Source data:
————

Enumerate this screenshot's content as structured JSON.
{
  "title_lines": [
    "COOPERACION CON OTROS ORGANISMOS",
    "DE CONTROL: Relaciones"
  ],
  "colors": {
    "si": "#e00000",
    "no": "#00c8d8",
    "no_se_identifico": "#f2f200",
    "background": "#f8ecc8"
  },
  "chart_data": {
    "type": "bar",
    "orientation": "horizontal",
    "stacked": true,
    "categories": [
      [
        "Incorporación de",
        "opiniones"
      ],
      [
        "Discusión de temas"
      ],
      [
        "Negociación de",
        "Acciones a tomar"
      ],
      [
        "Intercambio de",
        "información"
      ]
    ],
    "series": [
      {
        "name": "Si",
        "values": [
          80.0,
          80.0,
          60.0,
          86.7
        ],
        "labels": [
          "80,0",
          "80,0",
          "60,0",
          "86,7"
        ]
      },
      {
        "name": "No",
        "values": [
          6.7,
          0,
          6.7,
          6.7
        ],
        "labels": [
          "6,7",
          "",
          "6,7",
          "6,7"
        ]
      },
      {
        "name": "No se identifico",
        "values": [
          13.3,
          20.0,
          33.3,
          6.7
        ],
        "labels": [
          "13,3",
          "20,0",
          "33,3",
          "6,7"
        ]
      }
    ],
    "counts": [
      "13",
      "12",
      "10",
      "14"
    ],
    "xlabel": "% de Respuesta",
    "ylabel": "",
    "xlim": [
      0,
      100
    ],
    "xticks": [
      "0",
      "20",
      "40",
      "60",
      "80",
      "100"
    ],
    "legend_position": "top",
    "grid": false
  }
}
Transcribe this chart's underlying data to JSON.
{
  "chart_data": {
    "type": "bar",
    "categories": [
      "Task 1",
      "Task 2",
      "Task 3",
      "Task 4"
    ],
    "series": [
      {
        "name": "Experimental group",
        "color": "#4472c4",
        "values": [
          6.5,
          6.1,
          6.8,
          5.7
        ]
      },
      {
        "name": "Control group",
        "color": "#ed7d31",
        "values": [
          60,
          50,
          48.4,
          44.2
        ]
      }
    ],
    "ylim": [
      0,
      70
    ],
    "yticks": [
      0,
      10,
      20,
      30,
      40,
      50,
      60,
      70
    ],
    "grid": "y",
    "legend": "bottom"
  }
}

————

WRITTEN REQUEST:
Your answer should be only a number: how many lines of the data above contain the string "this"?

EXERCISE SOLUTION:
2